Aim of the task:
Pull out the lines running from the one with "Convert this screenshot" to the one with "What's the underlying", inclusive, word for word. Drop any picture.

Dataset rows:
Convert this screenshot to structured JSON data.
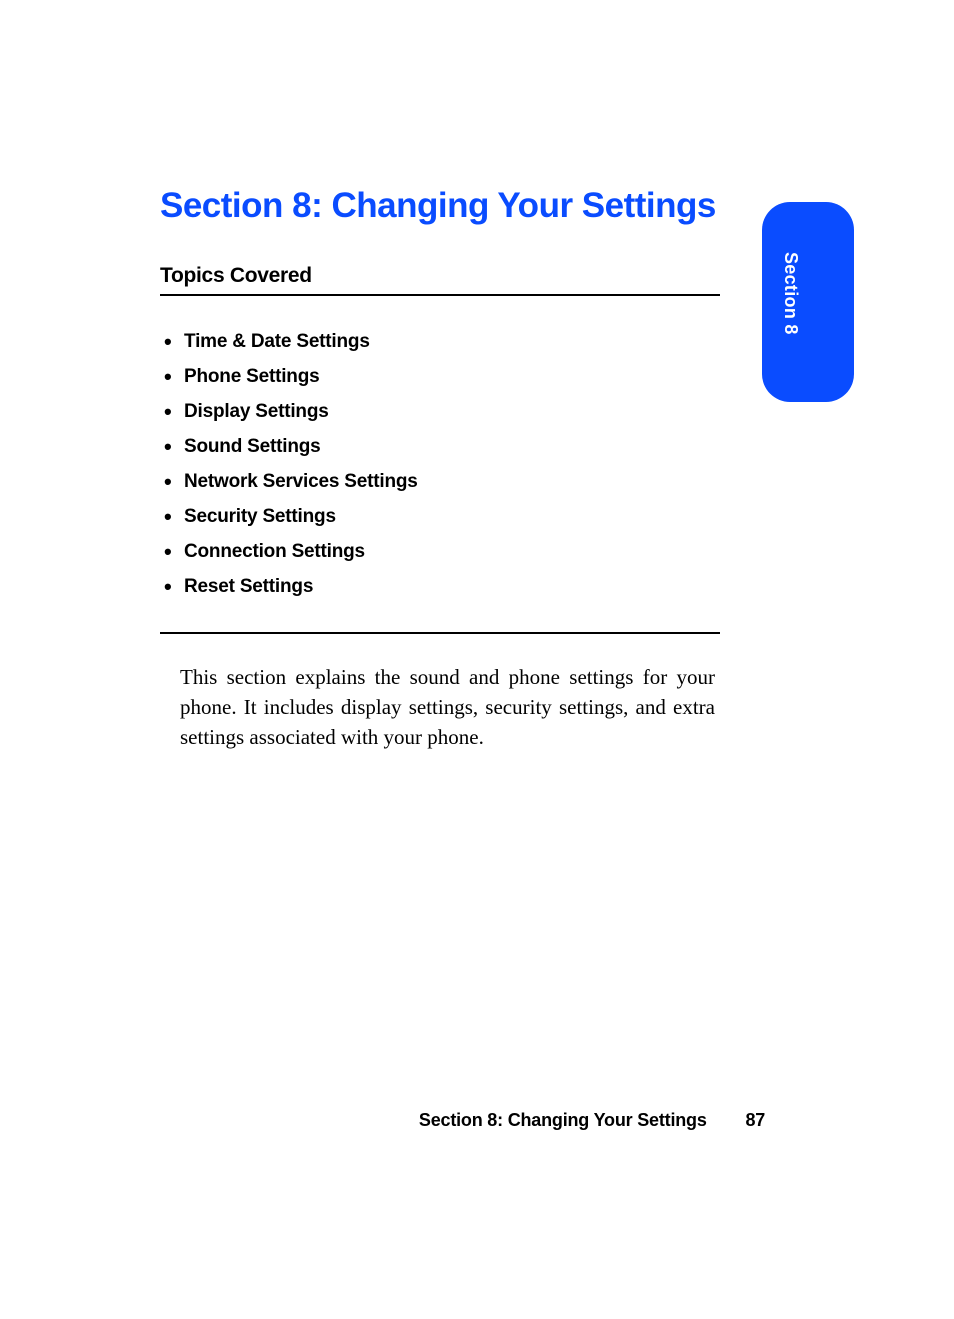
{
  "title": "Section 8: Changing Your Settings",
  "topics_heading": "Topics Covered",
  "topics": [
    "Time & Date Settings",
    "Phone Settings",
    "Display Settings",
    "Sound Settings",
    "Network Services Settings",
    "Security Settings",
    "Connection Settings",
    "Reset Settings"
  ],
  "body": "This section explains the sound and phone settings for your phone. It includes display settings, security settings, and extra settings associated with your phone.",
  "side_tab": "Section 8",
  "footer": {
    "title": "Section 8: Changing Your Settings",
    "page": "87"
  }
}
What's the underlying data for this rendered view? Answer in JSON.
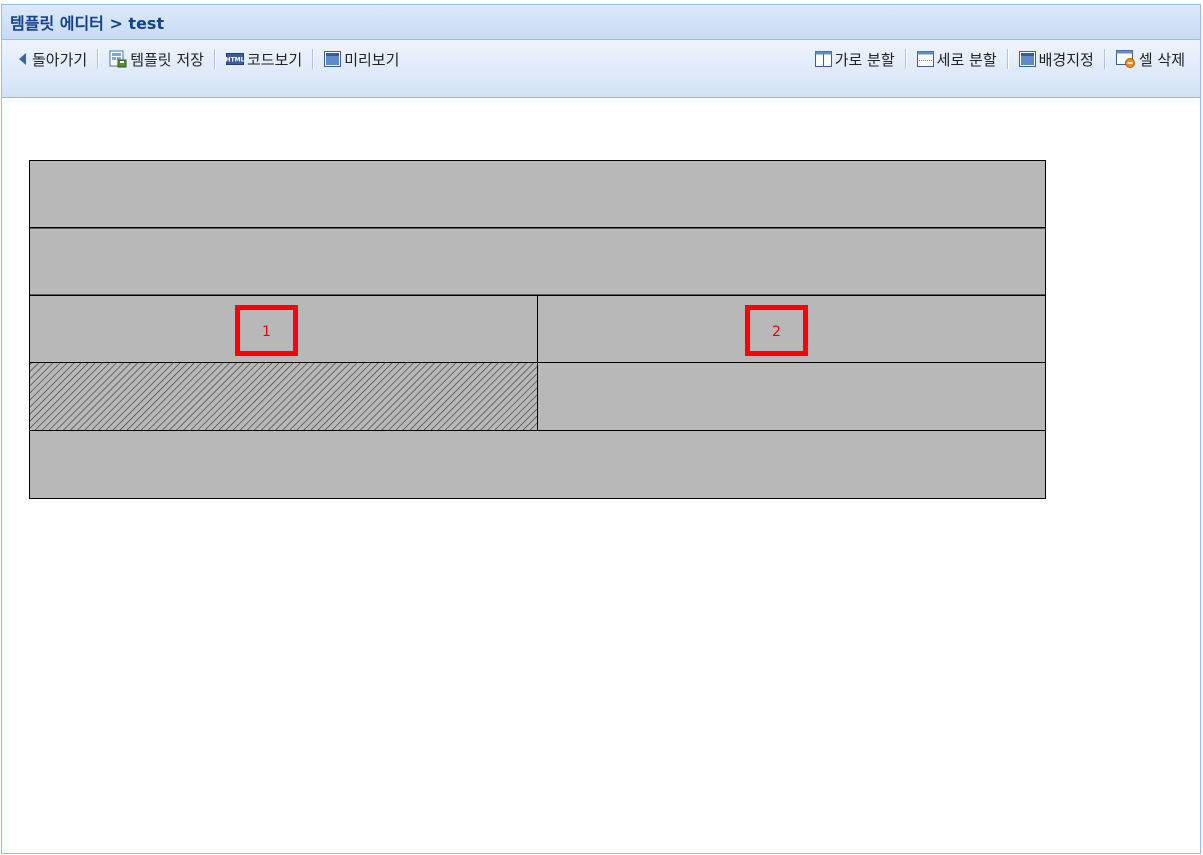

--

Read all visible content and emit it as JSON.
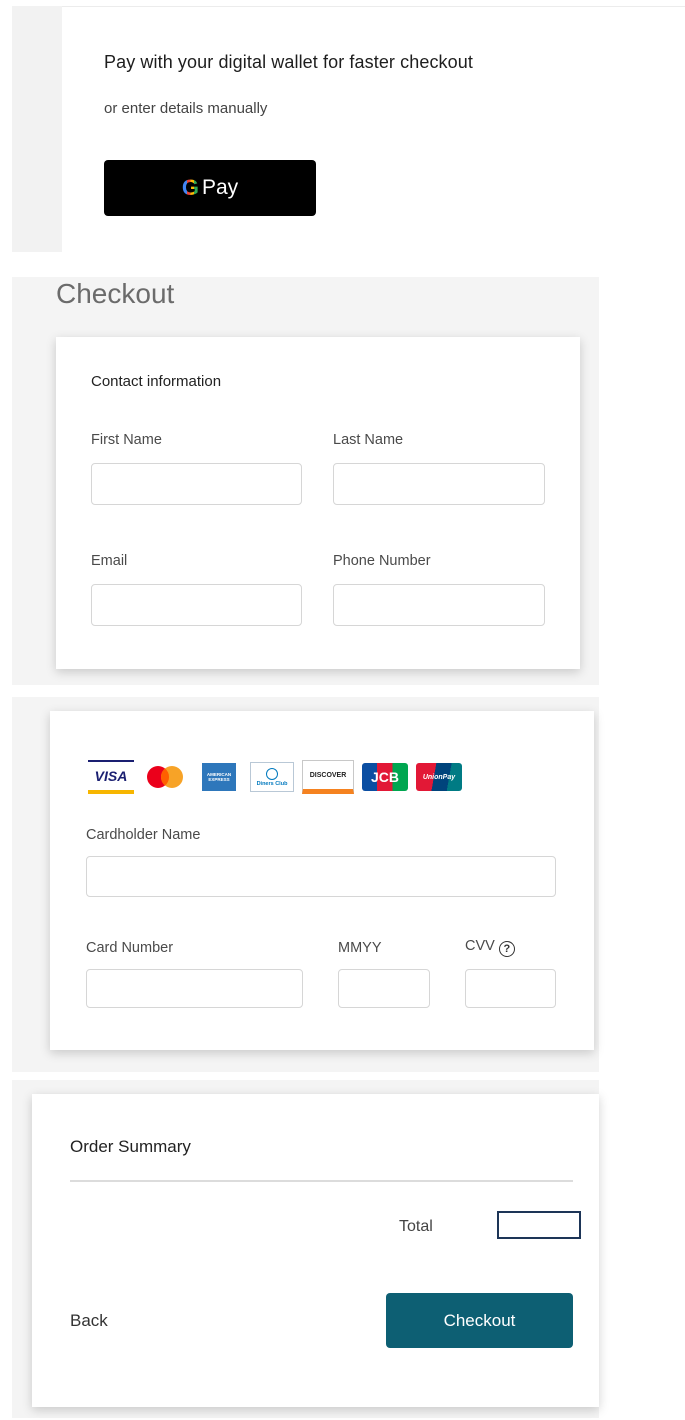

---

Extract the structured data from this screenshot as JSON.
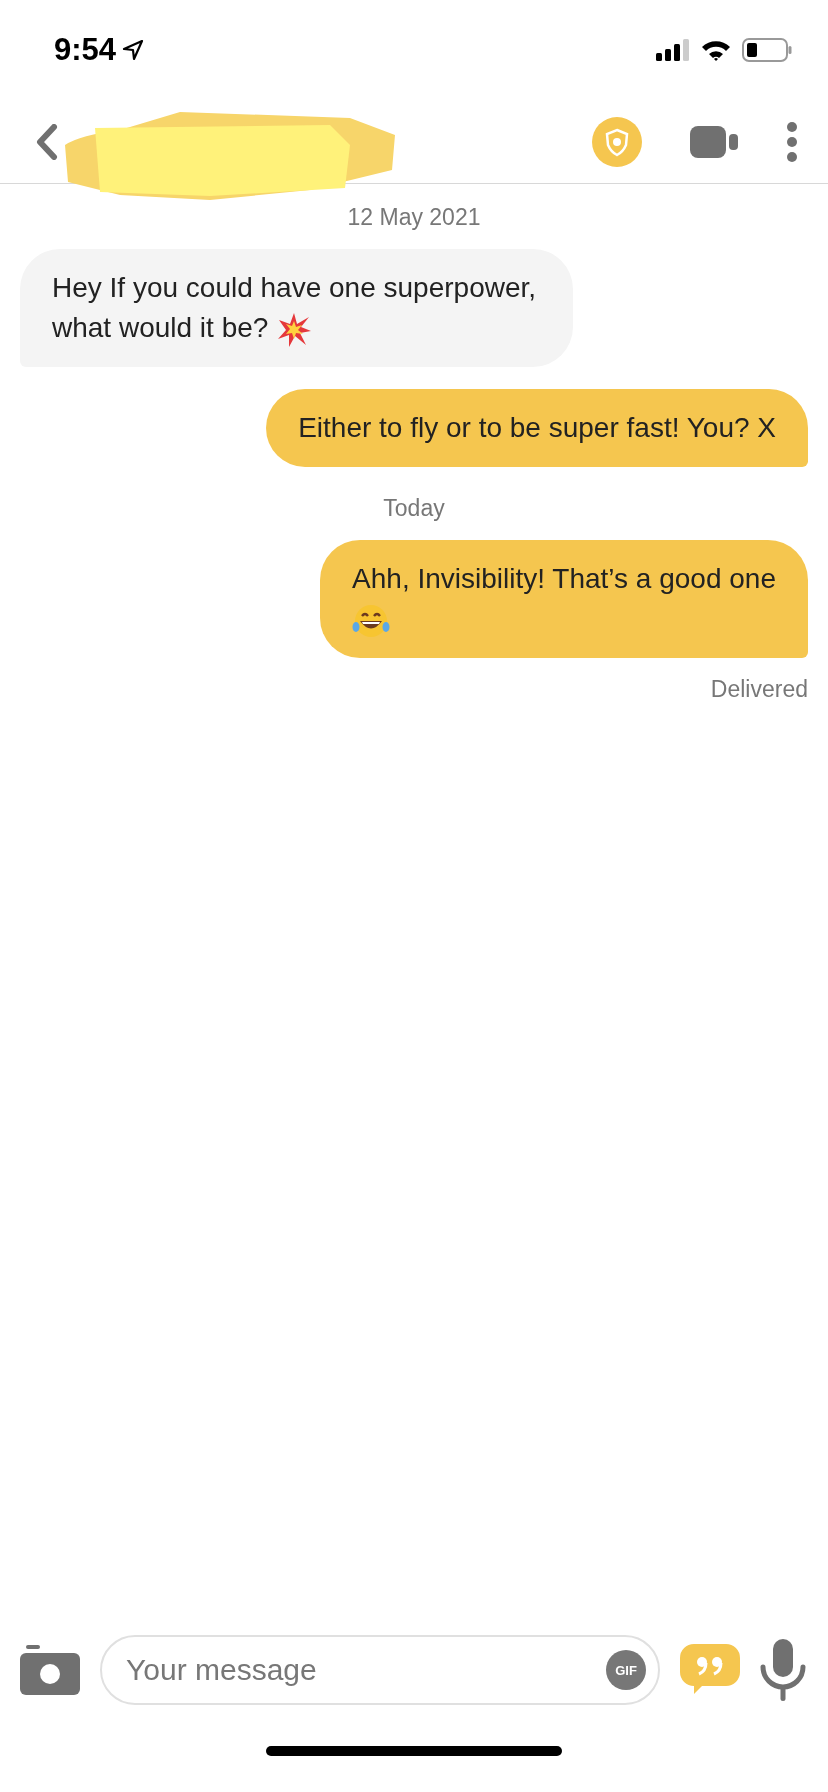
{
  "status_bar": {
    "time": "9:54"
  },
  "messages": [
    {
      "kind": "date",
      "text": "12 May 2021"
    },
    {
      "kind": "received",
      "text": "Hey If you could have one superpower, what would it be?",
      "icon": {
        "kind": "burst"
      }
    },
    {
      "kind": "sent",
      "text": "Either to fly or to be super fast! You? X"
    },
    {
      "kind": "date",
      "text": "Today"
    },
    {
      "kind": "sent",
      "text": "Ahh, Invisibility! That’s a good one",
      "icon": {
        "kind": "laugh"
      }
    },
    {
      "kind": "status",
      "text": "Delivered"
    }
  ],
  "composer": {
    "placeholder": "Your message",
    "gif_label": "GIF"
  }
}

Solution to the problem:
Convert this screenshot to structured JSON data.
{
  "title": "Section 8: Changing Your Settings",
  "topics_heading": "Topics Covered",
  "topics": [
    "Time & Date Settings",
    "Phone Settings",
    "Display Settings",
    "Sound Settings",
    "Network Services Settings",
    "Security Settings",
    "Connection Settings",
    "Reset Settings"
  ],
  "body": "This section explains the sound and phone settings for your phone. It includes display settings, security settings, and extra settings associated with your phone.",
  "side_tab": "Section 8",
  "footer": {
    "title": "Section 8: Changing Your Settings",
    "page": "87"
  }
}
What's the underlying data for this rendered view? Answer in JSON.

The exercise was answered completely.